(Entries from a visual dataset)
/---

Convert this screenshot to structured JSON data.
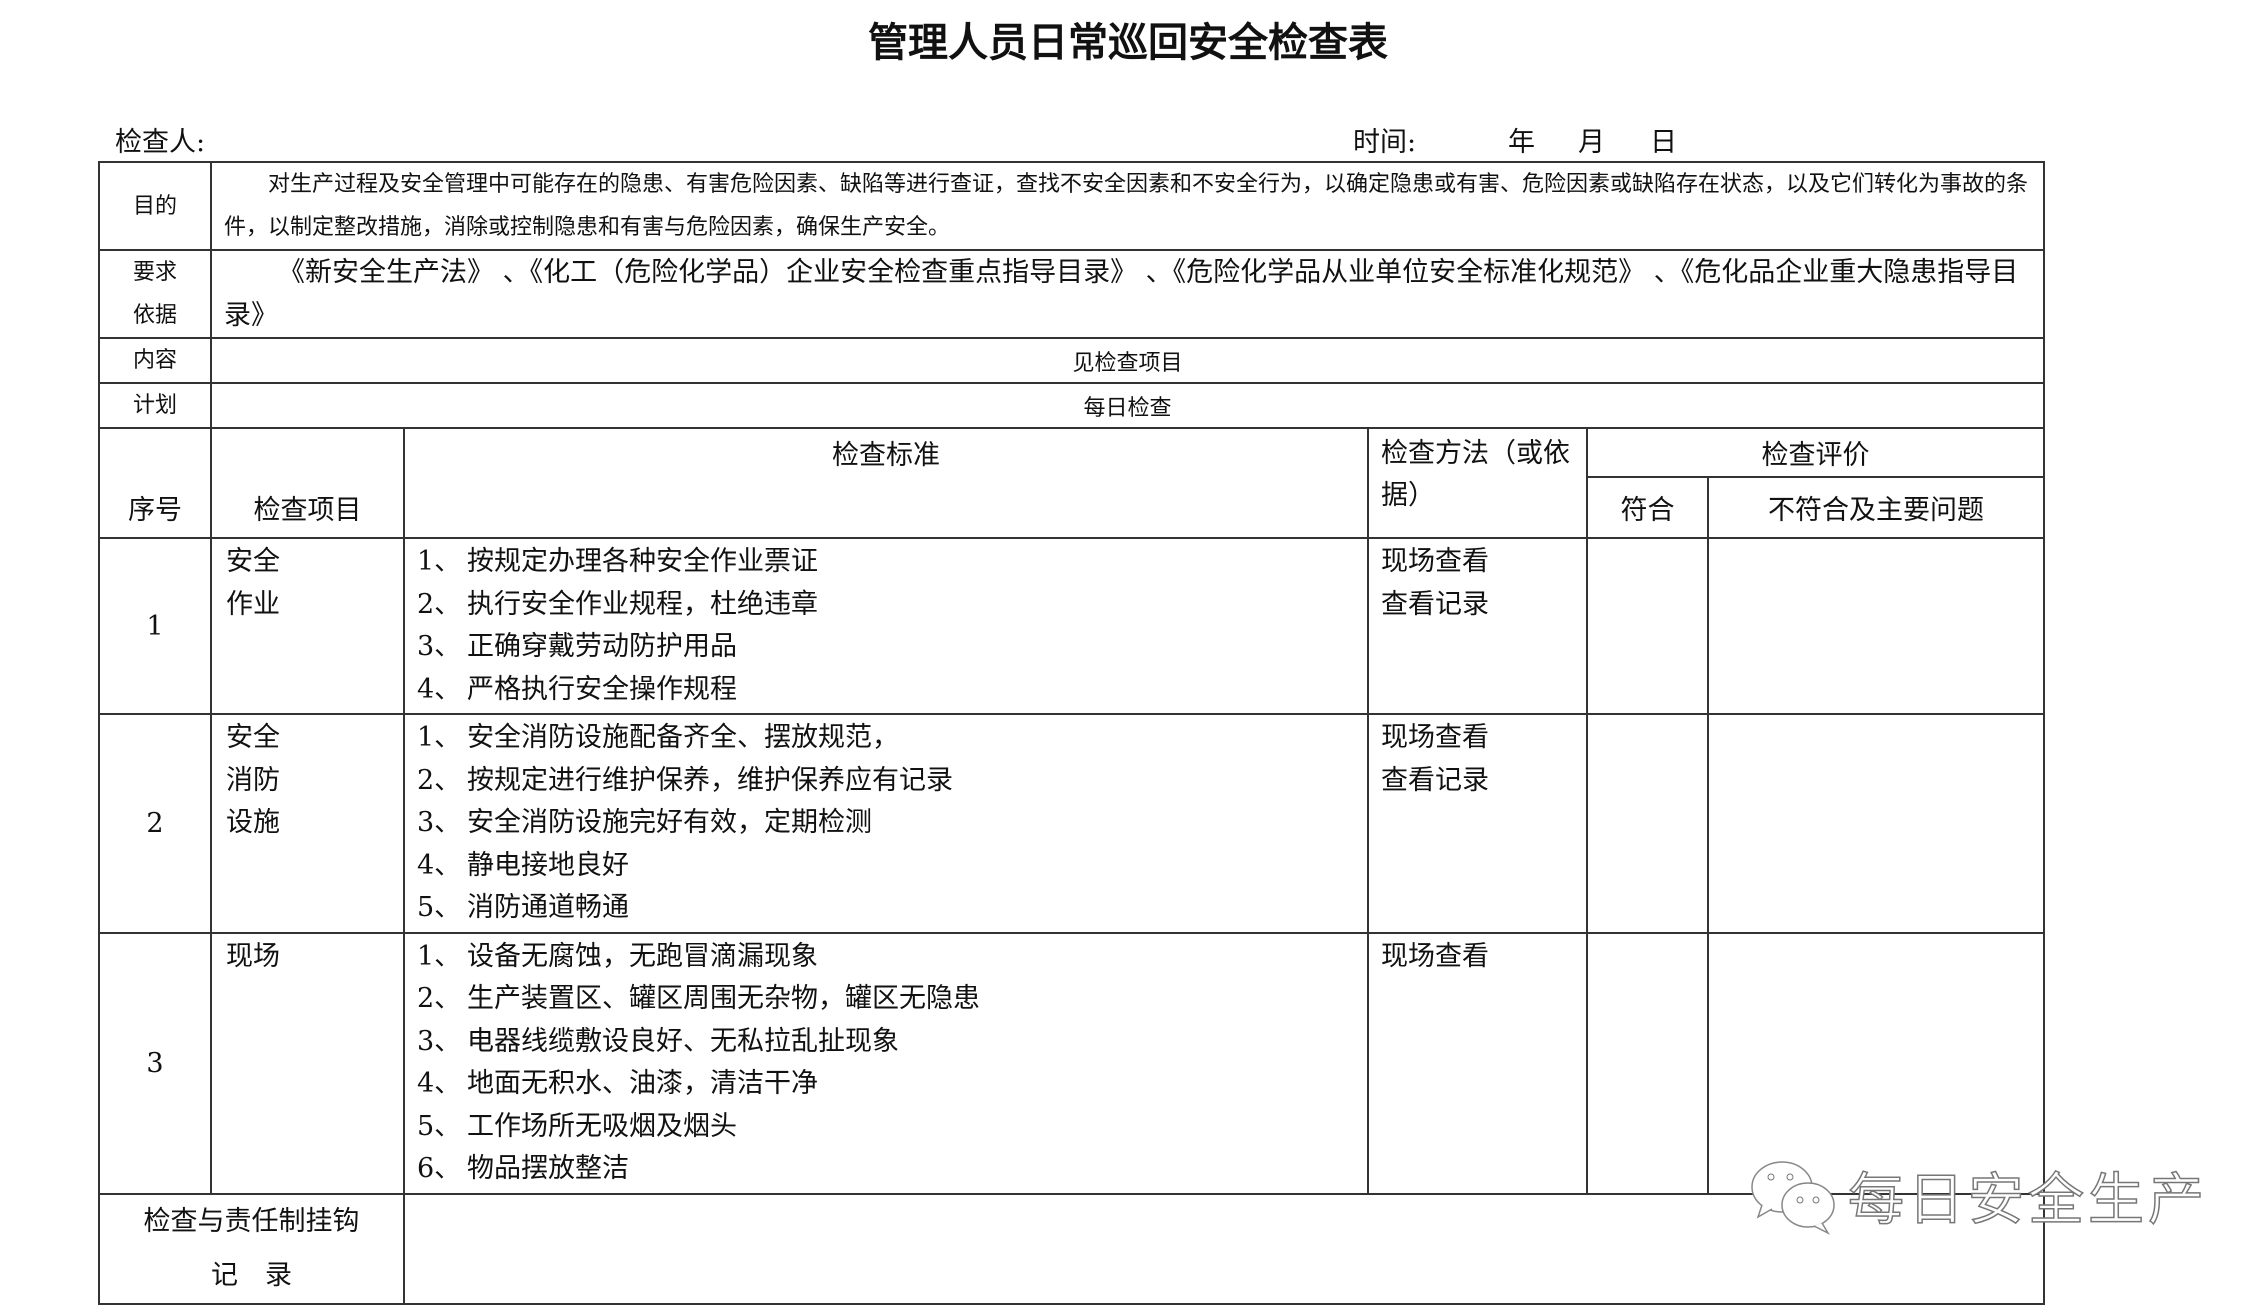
{
  "title": "管理人员日常巡回安全检查表",
  "header": {
    "inspector_label": "检查人:",
    "time_label": "时间:",
    "year": "年",
    "month": "月",
    "day": "日"
  },
  "rows": {
    "purpose": {
      "label": "目的",
      "text": "对生产过程及安全管理中可能存在的隐患、有害危险因素、缺陷等进行查证，查找不安全因素和不安全行为，以确定隐患或有害、危险因素或缺陷存在状态，以及它们转化为事故的条件，以制定整改措施，消除或控制隐患和有害与危险因素，确保生产安全。"
    },
    "basis": {
      "label1": "要求",
      "label2": "依据",
      "text": "《新安全生产法》 、《化工（危险化学品）企业安全检查重点指导目录》 、《危险化学品从业单位安全标准化规范》 、《危化品企业重大隐患指导目录》"
    },
    "content": {
      "label": "内容",
      "text": "见检查项目"
    },
    "plan": {
      "label": "计划",
      "text": "每日检查"
    }
  },
  "columns": {
    "no": "序号",
    "item": "检查项目",
    "standard": "检查标准",
    "method": "检查方法（或依据）",
    "evaluation": "检查评价",
    "conform": "符合",
    "nonconform": "不符合及主要问题"
  },
  "items": [
    {
      "no": "1",
      "item": [
        "安全",
        "作业"
      ],
      "standards": [
        [
          "1、",
          "按规定办理各种安全作业票证"
        ],
        [
          "2、",
          "执行安全作业规程，杜绝违章"
        ],
        [
          "3、",
          "正确穿戴劳动防护用品"
        ],
        [
          "4、",
          "严格执行安全操作规程"
        ]
      ],
      "methods": [
        "现场查看",
        "查看记录"
      ]
    },
    {
      "no": "2",
      "item": [
        "安全",
        "消防",
        "设施"
      ],
      "standards": [
        [
          "1、",
          "安全消防设施配备齐全、摆放规范，"
        ],
        [
          "2、",
          "按规定进行维护保养，维护保养应有记录"
        ],
        [
          "3、",
          "安全消防设施完好有效，定期检测"
        ],
        [
          "4、",
          "静电接地良好"
        ],
        [
          "5、",
          "消防通道畅通"
        ]
      ],
      "methods": [
        "现场查看",
        "查看记录"
      ]
    },
    {
      "no": "3",
      "item": [
        "现场"
      ],
      "standards": [
        [
          "1、",
          "设备无腐蚀，无跑冒滴漏现象"
        ],
        [
          "2、",
          "生产装置区、罐区周围无杂物，罐区无隐患"
        ],
        [
          "3、",
          "电器线缆敷设良好、无私拉乱扯现象"
        ],
        [
          "4、",
          "地面无积水、油漆，清洁干净"
        ],
        [
          "5、",
          "工作场所无吸烟及烟头"
        ],
        [
          "6、",
          "物品摆放整洁"
        ]
      ],
      "methods": [
        "现场查看"
      ]
    }
  ],
  "footer_row": {
    "label1": "检查与责任制挂钩",
    "label2": "记　录"
  },
  "watermark": {
    "text": "每日安全生产",
    "icon": "wechat-icon"
  }
}
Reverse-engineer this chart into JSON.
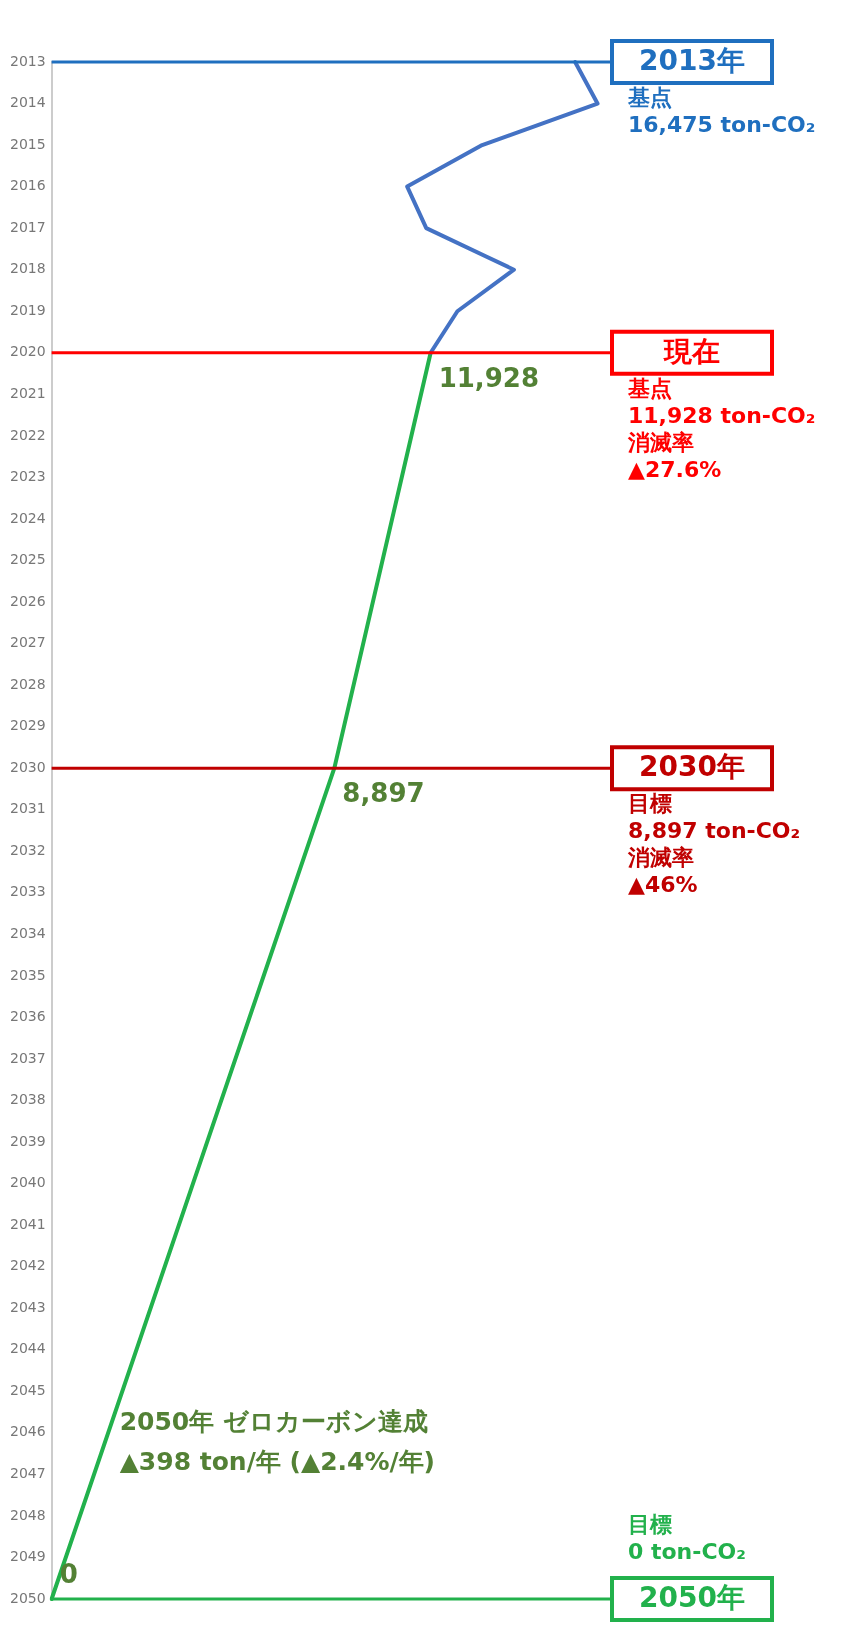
{
  "chart_data": {
    "type": "line",
    "orientation": "horizontal",
    "categories": [
      "2013",
      "2014",
      "2015",
      "2016",
      "2017",
      "2018",
      "2019",
      "2020",
      "2021",
      "2022",
      "2023",
      "2024",
      "2025",
      "2026",
      "2027",
      "2028",
      "2029",
      "2030",
      "2031",
      "2032",
      "2033",
      "2034",
      "2035",
      "2036",
      "2037",
      "2038",
      "2039",
      "2040",
      "2041",
      "2042",
      "2043",
      "2044",
      "2045",
      "2046",
      "2047",
      "2048",
      "2049",
      "2050"
    ],
    "series": [
      {
        "color": "#4472c4",
        "values": [
          16475,
          17180,
          13550,
          11190,
          11790,
          14550,
          12770,
          11928,
          null,
          null,
          null,
          null,
          null,
          null,
          null,
          null,
          null,
          null,
          null,
          null,
          null,
          null,
          null,
          null,
          null,
          null,
          null,
          null,
          null,
          null,
          null,
          null,
          null,
          null,
          null,
          null,
          null,
          null
        ]
      },
      {
        "color": "#22b14c",
        "values": [
          null,
          null,
          null,
          null,
          null,
          null,
          null,
          11928,
          null,
          null,
          null,
          null,
          null,
          null,
          null,
          null,
          null,
          8897,
          null,
          null,
          null,
          null,
          null,
          null,
          null,
          null,
          null,
          null,
          null,
          null,
          null,
          null,
          null,
          null,
          null,
          null,
          null,
          0
        ],
        "value_labels": [
          null,
          null,
          null,
          null,
          null,
          null,
          null,
          "11,928",
          null,
          null,
          null,
          null,
          null,
          null,
          null,
          null,
          null,
          "8,897",
          null,
          null,
          null,
          null,
          null,
          null,
          null,
          null,
          null,
          null,
          null,
          null,
          null,
          null,
          null,
          null,
          null,
          null,
          null,
          "0"
        ]
      }
    ],
    "tick_labels": "y",
    "grid": false,
    "legend": false,
    "marker": "none",
    "ref_lines": [
      {
        "axis": "y",
        "value": "2013",
        "label": "2013年",
        "color": "#1f6fbf"
      },
      {
        "axis": "y",
        "value": "2020",
        "label": "現在",
        "color": "#ff0000"
      },
      {
        "axis": "y",
        "value": "2030",
        "label": "2030年",
        "color": "#c00000"
      },
      {
        "axis": "y",
        "value": "2050",
        "label": "2050年",
        "color": "#22b14c"
      }
    ],
    "annotations": [
      "基点\n16,475 ton-CO₂",
      "基点\n11,928 ton-CO₂\n消滅率\n▲27.6%",
      "目標\n8,897 ton-CO₂\n消滅率\n▲46%",
      "2050年 ゼロカーボン達成\n▲398 ton/年 (▲2.4%/年)",
      "目標\n0 ton-CO₂"
    ]
  }
}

\---

Exclude the images and reproduce the remaining data exactly.

Convert this screenshot to structured JSON data.
{
  "title": "管理人员日常巡回安全检查表",
  "header": {
    "inspector_label": "检查人:",
    "time_label": "时间:",
    "year": "年",
    "month": "月",
    "day": "日"
  },
  "rows": {
    "purpose": {
      "label": "目的",
      "text": "对生产过程及安全管理中可能存在的隐患、有害危险因素、缺陷等进行查证，查找不安全因素和不安全行为，以确定隐患或有害、危险因素或缺陷存在状态，以及它们转化为事故的条件，以制定整改措施，消除或控制隐患和有害与危险因素，确保生产安全。"
    },
    "basis": {
      "label1": "要求",
      "label2": "依据",
      "text": "《新安全生产法》 、《化工（危险化学品）企业安全检查重点指导目录》 、《危险化学品从业单位安全标准化规范》 、《危化品企业重大隐患指导目录》"
    },
    "content": {
      "label": "内容",
      "text": "见检查项目"
    },
    "plan": {
      "label": "计划",
      "text": "每日检查"
    }
  },
  "columns": {
    "no": "序号",
    "item": "检查项目",
    "standard": "检查标准",
    "method": "检查方法（或依据）",
    "evaluation": "检查评价",
    "conform": "符合",
    "nonconform": "不符合及主要问题"
  },
  "items": [
    {
      "no": "1",
      "item": [
        "安全",
        "作业"
      ],
      "standards": [
        [
          "1、",
          "按规定办理各种安全作业票证"
        ],
        [
          "2、",
          "执行安全作业规程，杜绝违章"
        ],
        [
          "3、",
          "正确穿戴劳动防护用品"
        ],
        [
          "4、",
          "严格执行安全操作规程"
        ]
      ],
      "methods": [
        "现场查看",
        "查看记录"
      ]
    },
    {
      "no": "2",
      "item": [
        "安全",
        "消防",
        "设施"
      ],
      "standards": [
        [
          "1、",
          "安全消防设施配备齐全、摆放规范，"
        ],
        [
          "2、",
          "按规定进行维护保养，维护保养应有记录"
        ],
        [
          "3、",
          "安全消防设施完好有效，定期检测"
        ],
        [
          "4、",
          "静电接地良好"
        ],
        [
          "5、",
          "消防通道畅通"
        ]
      ],
      "methods": [
        "现场查看",
        "查看记录"
      ]
    },
    {
      "no": "3",
      "item": [
        "现场"
      ],
      "standards": [
        [
          "1、",
          "设备无腐蚀，无跑冒滴漏现象"
        ],
        [
          "2、",
          "生产装置区、罐区周围无杂物，罐区无隐患"
        ],
        [
          "3、",
          "电器线缆敷设良好、无私拉乱扯现象"
        ],
        [
          "4、",
          "地面无积水、油漆，清洁干净"
        ],
        [
          "5、",
          "工作场所无吸烟及烟头"
        ],
        [
          "6、",
          "物品摆放整洁"
        ]
      ],
      "methods": [
        "现场查看"
      ]
    }
  ],
  "footer_row": {
    "label1": "检查与责任制挂钩",
    "label2": "记　录"
  },
  "watermark": {
    "text": "每日安全生产",
    "icon": "wechat-icon"
  }
}
Reverse-engineer this chart into JSON.
{
  "chart_data": {
    "type": "line",
    "orientation": "horizontal",
    "categories": [
      "2013",
      "2014",
      "2015",
      "2016",
      "2017",
      "2018",
      "2019",
      "2020",
      "2021",
      "2022",
      "2023",
      "2024",
      "2025",
      "2026",
      "2027",
      "2028",
      "2029",
      "2030",
      "2031",
      "2032",
      "2033",
      "2034",
      "2035",
      "2036",
      "2037",
      "2038",
      "2039",
      "2040",
      "2041",
      "2042",
      "2043",
      "2044",
      "2045",
      "2046",
      "2047",
      "2048",
      "2049",
      "2050"
    ],
    "series": [
      {
        "color": "#4472c4",
        "values": [
          16475,
          17180,
          13550,
          11190,
          11790,
          14550,
          12770,
          11928,
          null,
          null,
          null,
          null,
          null,
          null,
          null,
          null,
          null,
          null,
          null,
          null,
          null,
          null,
          null,
          null,
          null,
          null,
          null,
          null,
          null,
          null,
          null,
          null,
          null,
          null,
          null,
          null,
          null,
          null
        ]
      },
      {
        "color": "#22b14c",
        "values": [
          null,
          null,
          null,
          null,
          null,
          null,
          null,
          11928,
          null,
          null,
          null,
          null,
          null,
          null,
          null,
          null,
          null,
          8897,
          null,
          null,
          null,
          null,
          null,
          null,
          null,
          null,
          null,
          null,
          null,
          null,
          null,
          null,
          null,
          null,
          null,
          null,
          null,
          0
        ],
        "value_labels": [
          null,
          null,
          null,
          null,
          null,
          null,
          null,
          "11,928",
          null,
          null,
          null,
          null,
          null,
          null,
          null,
          null,
          null,
          "8,897",
          null,
          null,
          null,
          null,
          null,
          null,
          null,
          null,
          null,
          null,
          null,
          null,
          null,
          null,
          null,
          null,
          null,
          null,
          null,
          "0"
        ]
      }
    ],
    "tick_labels": "y",
    "grid": false,
    "legend": false,
    "marker": "none",
    "ref_lines": [
      {
        "axis": "y",
        "value": "2013",
        "label": "2013年",
        "color": "#1f6fbf"
      },
      {
        "axis": "y",
        "value": "2020",
        "label": "現在",
        "color": "#ff0000"
      },
      {
        "axis": "y",
        "value": "2030",
        "label": "2030年",
        "color": "#c00000"
      },
      {
        "axis": "y",
        "value": "2050",
        "label": "2050年",
        "color": "#22b14c"
      }
    ],
    "annotations": [
      "基点\n16,475 ton-CO₂",
      "基点\n11,928 ton-CO₂\n消滅率\n▲27.6%",
      "目標\n8,897 ton-CO₂\n消滅率\n▲46%",
      "2050年 ゼロカーボン達成\n▲398 ton/年 (▲2.4%/年)",
      "目標\n0 ton-CO₂"
    ]
  }
}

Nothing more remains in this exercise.